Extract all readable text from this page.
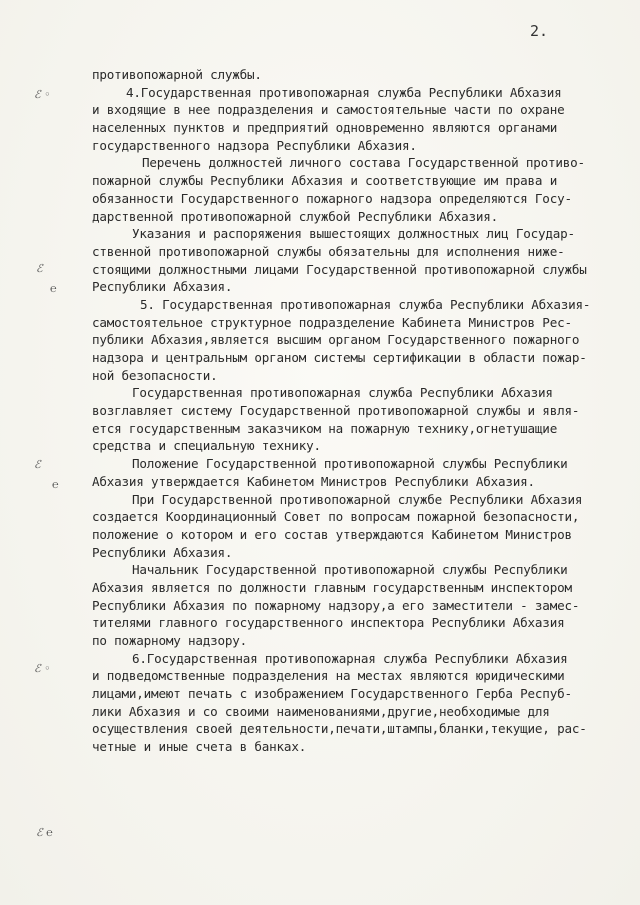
2.
ℰ ◦
ℰ
℮
ℰ
℮
ℰ ◦
ℰ ℮
противопожарной службы.
4.Государственная противопожарная служба Республики Абхазия
и входящие в нее подразделения и самостоятельные части по охране
населенных пунктов и предприятий одновременно являются органами
государственного надзора Республики Абхазия.
Перечень должностей личного состава Государственной противо-
пожарной службы Республики Абхазия и соответствующие им права и
обязанности Государственного пожарного надзора определяются Госу-
дарственной противопожарной службой Республики Абхазия.
Указания и распоряжения вышестоящих должностных лиц Государ-
ственной противопожарной службы обязательны для исполнения ниже-
стоящими должностными лицами Государственной противопожарной службы
Республики Абхазия.
5. Государственная противопожарная служба Республики Абхазия-
самостоятельное структурное подразделение Кабинета Министров Рес-
публики Абхазия,является высшим органом Государственного пожарного
надзора и центральным органом системы сертификации в области пожар-
ной безопасности.
Государственная противопожарная служба Республики Абхазия
возглавляет систему Государственной противопожарной службы и явля-
ется государственным заказчиком на пожарную технику,огнетушащие
средства и специальную технику.
Положение Государственной противопожарной службы Республики
Абхазия утверждается Кабинетом Министров Республики Абхазия.
При Государственной противопожарной службе Республики Абхазия
создается Координационный Совет по вопросам пожарной безопасности,
положение о котором и его состав утверждаются Кабинетом Министров
Республики Абхазия.
Начальник Государственной противопожарной службы Республики
Абхазия является по должности главным государственным инспектором
Республики Абхазия по пожарному надзору,а его заместители - замес-
тителями главного государственного инспектора Республики Абхазия
по пожарному надзору.
6.Государственная противопожарная служба Республики Абхазия
и подведомственные подразделения на местах являются юридическими
лицами,имеют печать с изображением Государственного Герба Респуб-
лики Абхазия и со своими наименованиями,другие,необходимые для
осуществления своей деятельности,печати,штампы,бланки,текущие, рас-
четные и иные счета в банках.
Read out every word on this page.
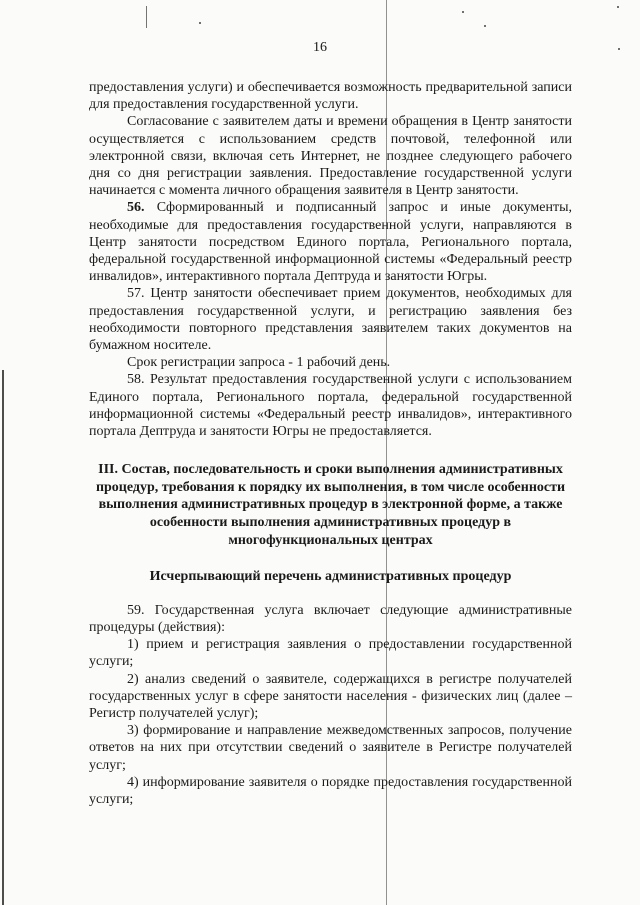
16

предоставления услуги) и обеспечивается возможность предварительной записи для предоставления государственной услуги.

Согласование с заявителем даты и времени обращения в Центр занятости осуществляется с использованием средств почтовой, телефонной или электронной связи, включая сеть Интернет, не позднее следующего рабочего дня со дня регистрации заявления. Предоставление государственной услуги начинается с момента личного обращения заявителя в Центр занятости.

56. Сформированный и подписанный запрос и иные документы, необходимые для предоставления государственной услуги, направляются в Центр занятости посредством Единого портала, Регионального портала, федеральной государственной информационной системы «Федеральный реестр инвалидов», интерактивного портала Дептруда и занятости Югры.

57. Центр занятости обеспечивает прием документов, необходимых для предоставления государственной услуги, и регистрацию заявления без необходимости повторного представления заявителем таких документов на бумажном носителе.

Срок регистрации запроса - 1 рабочий день.

58. Результат предоставления государственной услуги с использованием Единого портала, Регионального портала, федеральной государственной информационной системы «Федеральный реестр инвалидов», интерактивного портала Дептруда и занятости Югры не предоставляется.

III. Состав, последовательность и сроки выполнения административных процедур, требования к порядку их выполнения, в том числе особенности выполнения административных процедур в электронной форме, а также особенности выполнения административных процедур в многофункциональных центрах

Исчерпывающий перечень административных процедур

59. Государственная услуга включает следующие административные процедуры (действия):

1) прием и регистрация заявления о предоставлении государственной услуги;

2) анализ сведений о заявителе, содержащихся в регистре получателей государственных услуг в сфере занятости населения - физических лиц (далее – Регистр получателей услуг);

3) формирование и направление межведомственных запросов, получение ответов на них при отсутствии сведений о заявителе в Регистре получателей услуг;

4) информирование заявителя о порядке предоставления государственной услуги;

**********

Make an exact copy of all entries above, dropping the images.

Extract all readable text from this page.
2.
ℰ ◦
ℰ
℮
ℰ
℮
ℰ ◦
ℰ ℮
противопожарной службы.
4.Государственная противопожарная служба Республики Абхазия
и входящие в нее подразделения и самостоятельные части по охране
населенных пунктов и предприятий одновременно являются органами
государственного надзора Республики Абхазия.
Перечень должностей личного состава Государственной противо-
пожарной службы Республики Абхазия и соответствующие им права и
обязанности Государственного пожарного надзора определяются Госу-
дарственной противопожарной службой Республики Абхазия.
Указания и распоряжения вышестоящих должностных лиц Государ-
ственной противопожарной службы обязательны для исполнения ниже-
стоящими должностными лицами Государственной противопожарной службы
Республики Абхазия.
5. Государственная противопожарная служба Республики Абхазия-
самостоятельное структурное подразделение Кабинета Министров Рес-
публики Абхазия,является высшим органом Государственного пожарного
надзора и центральным органом системы сертификации в области пожар-
ной безопасности.
Государственная противопожарная служба Республики Абхазия
возглавляет систему Государственной противопожарной службы и явля-
ется государственным заказчиком на пожарную технику,огнетушащие
средства и специальную технику.
Положение Государственной противопожарной службы Республики
Абхазия утверждается Кабинетом Министров Республики Абхазия.
При Государственной противопожарной службе Республики Абхазия
создается Координационный Совет по вопросам пожарной безопасности,
положение о котором и его состав утверждаются Кабинетом Министров
Республики Абхазия.
Начальник Государственной противопожарной службы Республики
Абхазия является по должности главным государственным инспектором
Республики Абхазия по пожарному надзору,а его заместители - замес-
тителями главного государственного инспектора Республики Абхазия
по пожарному надзору.
6.Государственная противопожарная служба Республики Абхазия
и подведомственные подразделения на местах являются юридическими
лицами,имеют печать с изображением Государственного Герба Респуб-
лики Абхазия и со своими наименованиями,другие,необходимые для
осуществления своей деятельности,печати,штампы,бланки,текущие, рас-
четные и иные счета в банках.
Read out every word on this page.
16

предоставления услуги) и обеспечивается возможность предварительной записи для предоставления государственной услуги.

Согласование с заявителем даты и времени обращения в Центр занятости осуществляется с использованием средств почтовой, телефонной или электронной связи, включая сеть Интернет, не позднее следующего рабочего дня со дня регистрации заявления. Предоставление государственной услуги начинается с момента личного обращения заявителя в Центр занятости.

56. Сформированный и подписанный запрос и иные документы, необходимые для предоставления государственной услуги, направляются в Центр занятости посредством Единого портала, Регионального портала, федеральной государственной информационной системы «Федеральный реестр инвалидов», интерактивного портала Дептруда и занятости Югры.

57. Центр занятости обеспечивает прием документов, необходимых для предоставления государственной услуги, и регистрацию заявления без необходимости повторного представления заявителем таких документов на бумажном носителе.

Срок регистрации запроса - 1 рабочий день.

58. Результат предоставления государственной услуги с использованием Единого портала, Регионального портала, федеральной государственной информационной системы «Федеральный реестр инвалидов», интерактивного портала Дептруда и занятости Югры не предоставляется.

III. Состав, последовательность и сроки выполнения административных процедур, требования к порядку их выполнения, в том числе особенности выполнения административных процедур в электронной форме, а также особенности выполнения административных процедур в многофункциональных центрах

Исчерпывающий перечень административных процедур

59. Государственная услуга включает следующие административные процедуры (действия):

1) прием и регистрация заявления о предоставлении государственной услуги;

2) анализ сведений о заявителе, содержащихся в регистре получателей государственных услуг в сфере занятости населения - физических лиц (далее – Регистр получателей услуг);

3) формирование и направление межведомственных запросов, получение ответов на них при отсутствии сведений о заявителе в Регистре получателей услуг;

4) информирование заявителя о порядке предоставления государственной услуги;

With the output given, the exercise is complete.